Selected excerpt:

------------------------------------------------------------------------

Sunday, May 15, 2011

The End of Another Semester

The last two weeks have been a blur; my concentration started waning at the end of April, and since then it has been hard to focus on anything. I was tired of thinking so hard about everything--only because I have the tendency to over-think everything. A combination of drawing-related distress over concept and imagery mixed with general exhaustion and an abnormal schedule was too much to deal with at times, and I was worried that it would ruin my desire to continue with my double major. I was tired of dealing with my indecision and lack of motivation, eager to find a way to meld my love for writing and drawing together in a way that did not follow the expected path, and in such a way that I could grow. I don't remember ever being this lost and upset when it came to school. But that was then, and I made it out of this stressful year alive. In retrospect, I realize that I might have been a tad harsh on myself. I still have time to figure this out. I can only get to the finish line after making the journey, and I have a lot of growing and experimenting yet to go. Next year will be better. I know it. 

Last weekend, Alisha and I had the great pleasure to attend the Digitour 2011 in Lawrence, where we met various members of StarKidPotter, the very talented people behind the genius that is "A Very Potter Musical" and the shows that followed it. The thing I loved about being there was the sense of nerdish freedom and fun that surrounded us. All of the performers, including Dave Days, Nice Peter, etc, were 'regular people' who enjoyed sharing their own kind of awesome with the rest of the world. And granted, it was worth every minute to see StarKid, but it was super awesome to see everyone else as well. I loved every moment of it. It's hard to fully describe the feeling of joy we had during those 6 hours+. And as cliche as it may sound, unforgettable.

------------------------------------------------------------------------

Problem set:
a) Please retype the end-of-semester blog post from "Last weekend, Alisha" down to "may sound, unforgettable.".
b) In the end-of-semester blog post, where did the writer and Alisha attend the Digitour 2011?
c) Write what comes next in the end-of-semester blog post, picking up after its final sentence.

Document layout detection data

------------------------------------------------------------------------

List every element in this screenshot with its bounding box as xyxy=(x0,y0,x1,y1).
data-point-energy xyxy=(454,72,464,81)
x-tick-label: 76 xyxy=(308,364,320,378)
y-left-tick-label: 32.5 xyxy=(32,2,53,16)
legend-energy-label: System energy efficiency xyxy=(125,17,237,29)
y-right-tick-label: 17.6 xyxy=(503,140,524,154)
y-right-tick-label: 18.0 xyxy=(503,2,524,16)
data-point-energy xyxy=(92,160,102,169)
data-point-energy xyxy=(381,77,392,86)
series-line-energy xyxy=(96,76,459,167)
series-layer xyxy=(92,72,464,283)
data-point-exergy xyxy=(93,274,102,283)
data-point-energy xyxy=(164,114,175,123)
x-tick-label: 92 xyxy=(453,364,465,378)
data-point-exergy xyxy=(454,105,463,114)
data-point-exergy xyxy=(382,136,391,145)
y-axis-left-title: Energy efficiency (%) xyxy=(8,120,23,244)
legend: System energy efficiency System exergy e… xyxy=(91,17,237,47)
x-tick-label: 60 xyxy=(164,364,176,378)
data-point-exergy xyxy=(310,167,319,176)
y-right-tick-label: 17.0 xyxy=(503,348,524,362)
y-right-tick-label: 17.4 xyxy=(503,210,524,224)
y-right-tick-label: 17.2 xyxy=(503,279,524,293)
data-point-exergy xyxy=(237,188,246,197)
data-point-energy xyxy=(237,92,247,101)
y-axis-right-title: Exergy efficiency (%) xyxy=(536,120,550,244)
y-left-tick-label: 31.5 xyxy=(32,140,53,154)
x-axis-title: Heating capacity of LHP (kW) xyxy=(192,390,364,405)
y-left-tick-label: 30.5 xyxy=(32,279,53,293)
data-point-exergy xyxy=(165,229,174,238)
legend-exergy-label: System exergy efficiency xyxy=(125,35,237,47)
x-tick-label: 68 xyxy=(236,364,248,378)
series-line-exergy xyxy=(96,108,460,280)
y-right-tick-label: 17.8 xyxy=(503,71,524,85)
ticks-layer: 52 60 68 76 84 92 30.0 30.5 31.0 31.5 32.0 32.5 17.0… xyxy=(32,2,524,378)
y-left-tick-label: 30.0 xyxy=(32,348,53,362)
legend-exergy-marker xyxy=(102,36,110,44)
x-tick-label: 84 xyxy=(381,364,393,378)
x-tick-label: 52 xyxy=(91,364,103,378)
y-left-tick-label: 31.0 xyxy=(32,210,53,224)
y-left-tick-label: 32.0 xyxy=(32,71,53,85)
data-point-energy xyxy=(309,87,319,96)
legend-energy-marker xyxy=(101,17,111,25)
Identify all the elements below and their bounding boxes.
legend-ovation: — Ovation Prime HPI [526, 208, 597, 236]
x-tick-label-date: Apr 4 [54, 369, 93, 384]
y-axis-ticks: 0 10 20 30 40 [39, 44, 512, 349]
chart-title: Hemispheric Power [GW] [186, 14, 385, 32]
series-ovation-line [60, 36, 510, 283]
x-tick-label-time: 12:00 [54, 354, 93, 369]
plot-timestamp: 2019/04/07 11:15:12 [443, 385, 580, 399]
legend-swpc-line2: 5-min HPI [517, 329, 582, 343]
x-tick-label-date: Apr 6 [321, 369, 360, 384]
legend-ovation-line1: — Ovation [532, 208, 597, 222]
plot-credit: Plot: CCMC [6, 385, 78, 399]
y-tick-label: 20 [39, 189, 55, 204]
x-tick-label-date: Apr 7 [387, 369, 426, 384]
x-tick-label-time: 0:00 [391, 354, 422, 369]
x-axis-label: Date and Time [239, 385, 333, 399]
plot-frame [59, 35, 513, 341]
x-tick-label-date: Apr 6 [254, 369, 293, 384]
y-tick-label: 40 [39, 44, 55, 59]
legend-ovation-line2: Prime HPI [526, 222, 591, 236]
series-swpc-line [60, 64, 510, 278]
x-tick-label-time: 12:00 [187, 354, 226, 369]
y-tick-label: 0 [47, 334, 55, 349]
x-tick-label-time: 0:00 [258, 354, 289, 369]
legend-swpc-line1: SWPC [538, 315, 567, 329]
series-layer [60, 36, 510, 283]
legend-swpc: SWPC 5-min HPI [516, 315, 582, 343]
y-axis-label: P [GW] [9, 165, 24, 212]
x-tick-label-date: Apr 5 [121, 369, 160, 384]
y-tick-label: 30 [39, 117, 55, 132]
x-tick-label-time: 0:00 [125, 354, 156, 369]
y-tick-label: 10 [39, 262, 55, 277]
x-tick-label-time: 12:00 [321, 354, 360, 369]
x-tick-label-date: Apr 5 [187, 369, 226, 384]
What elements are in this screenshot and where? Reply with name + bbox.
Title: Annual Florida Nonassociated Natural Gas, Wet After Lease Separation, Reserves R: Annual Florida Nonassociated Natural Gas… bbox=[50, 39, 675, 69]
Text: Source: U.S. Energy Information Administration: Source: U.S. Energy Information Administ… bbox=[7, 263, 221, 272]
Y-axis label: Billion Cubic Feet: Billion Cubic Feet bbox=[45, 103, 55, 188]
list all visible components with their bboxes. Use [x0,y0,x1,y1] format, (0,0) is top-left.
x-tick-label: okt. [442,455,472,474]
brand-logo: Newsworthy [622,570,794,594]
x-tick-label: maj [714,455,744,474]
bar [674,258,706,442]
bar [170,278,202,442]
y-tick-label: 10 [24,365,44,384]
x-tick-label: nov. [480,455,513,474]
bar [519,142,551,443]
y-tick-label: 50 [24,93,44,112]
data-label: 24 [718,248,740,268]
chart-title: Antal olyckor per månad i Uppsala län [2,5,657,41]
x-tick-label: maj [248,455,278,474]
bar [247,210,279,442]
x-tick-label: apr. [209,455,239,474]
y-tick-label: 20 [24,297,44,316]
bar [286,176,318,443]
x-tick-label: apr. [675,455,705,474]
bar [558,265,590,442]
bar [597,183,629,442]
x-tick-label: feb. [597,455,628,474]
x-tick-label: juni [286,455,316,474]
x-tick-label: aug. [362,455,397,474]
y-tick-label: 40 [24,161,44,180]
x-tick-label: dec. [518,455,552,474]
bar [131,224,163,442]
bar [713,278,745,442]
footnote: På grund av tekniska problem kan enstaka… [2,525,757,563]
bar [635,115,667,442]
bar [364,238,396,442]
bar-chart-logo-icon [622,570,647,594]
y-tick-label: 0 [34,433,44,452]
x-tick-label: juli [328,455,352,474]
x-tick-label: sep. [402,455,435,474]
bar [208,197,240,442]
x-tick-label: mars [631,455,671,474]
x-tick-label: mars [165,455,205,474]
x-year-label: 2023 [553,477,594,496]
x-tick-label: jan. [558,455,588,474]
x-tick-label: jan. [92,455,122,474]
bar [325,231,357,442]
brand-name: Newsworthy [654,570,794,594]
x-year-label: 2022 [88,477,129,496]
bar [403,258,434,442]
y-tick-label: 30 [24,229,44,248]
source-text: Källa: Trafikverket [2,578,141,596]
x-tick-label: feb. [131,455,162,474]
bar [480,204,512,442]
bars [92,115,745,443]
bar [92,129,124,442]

------------------------------------------------------------------------

Activity answers:
a)
Last weekend, Alisha and I had the great pleasure to attend the Digitour 2011 in Lawrence, where we met various members of StarKidPotter, the very talented people behind the genius that is "A Very Potter Musical" and the shows that followed it. The thing I loved about being there was the sense of nerdish freedom and fun that surrounded us. All of the performers, including Dave Days, Nice Peter, etc, were 'regular people' who enjoyed sharing their own kind of awesome with the rest of the world. And granted, it was worth every minute to see StarKid, but it was super awesome to see everyone else as well. I loved every moment of it. It's hard to fully describe the feeling of joy we had during those 6 hours+. And as cliche as it may sound, unforgettable.

b) Lawrence

c)
Since finishing up with finals and such on Friday, I've been at home spending time with family. Yesterday was my cousin Brad's wedding, and it was beautiful. He looked quite dapper, and Jessica, his fiancee (now wife, hooray!), looked beautiful. Weddings always make me cry, and yesterday was no different. When Jess made her way down the aisle, when she and Brad exchanged vows....everything about it sent me into a fit of emotion. I'm so glad I was able to be there. Another plus of the day was definitely spending time with my mom's side of the family, something I hadn't been able to do since Christmas. I missed them so much; their humor and love and everything I love about them enveloped the day completely. I was very sad when Dad and I had to head back to Kansas. 

It's been a good couple of days. I need days like this, days in which I can simply be and spend time with family, handling things as they come instead of being on a tight schedule. At this moment, Dad and I are watching Deathly Hallows Part 1, as is our Watching-Harry-Potter-when-I-am-home tradition. It's been weird the last few days--it hasn't really sunk it that it's officially summer vacation, and I'm not really surprised because the first of my two summer classes starts tomorrow. And though I have to head back to school in the next few hours, at this moment, everything feels right with the world. In the last two days, I've had the chance to see my sister and meet her boyfriend (of whom I approve); caught up with my mom, filling her in on everything that has happened in the last month; talked music, life, and memories with my dad; seen and celebrated with my cousins and aunts and uncles and grandparents; cuddled with my cats Angus and Naomi; and immersed myself in the Tale of the Three Brothers, hanging out with my dad. Simplicity, serenity. Things are pretty good at the moment.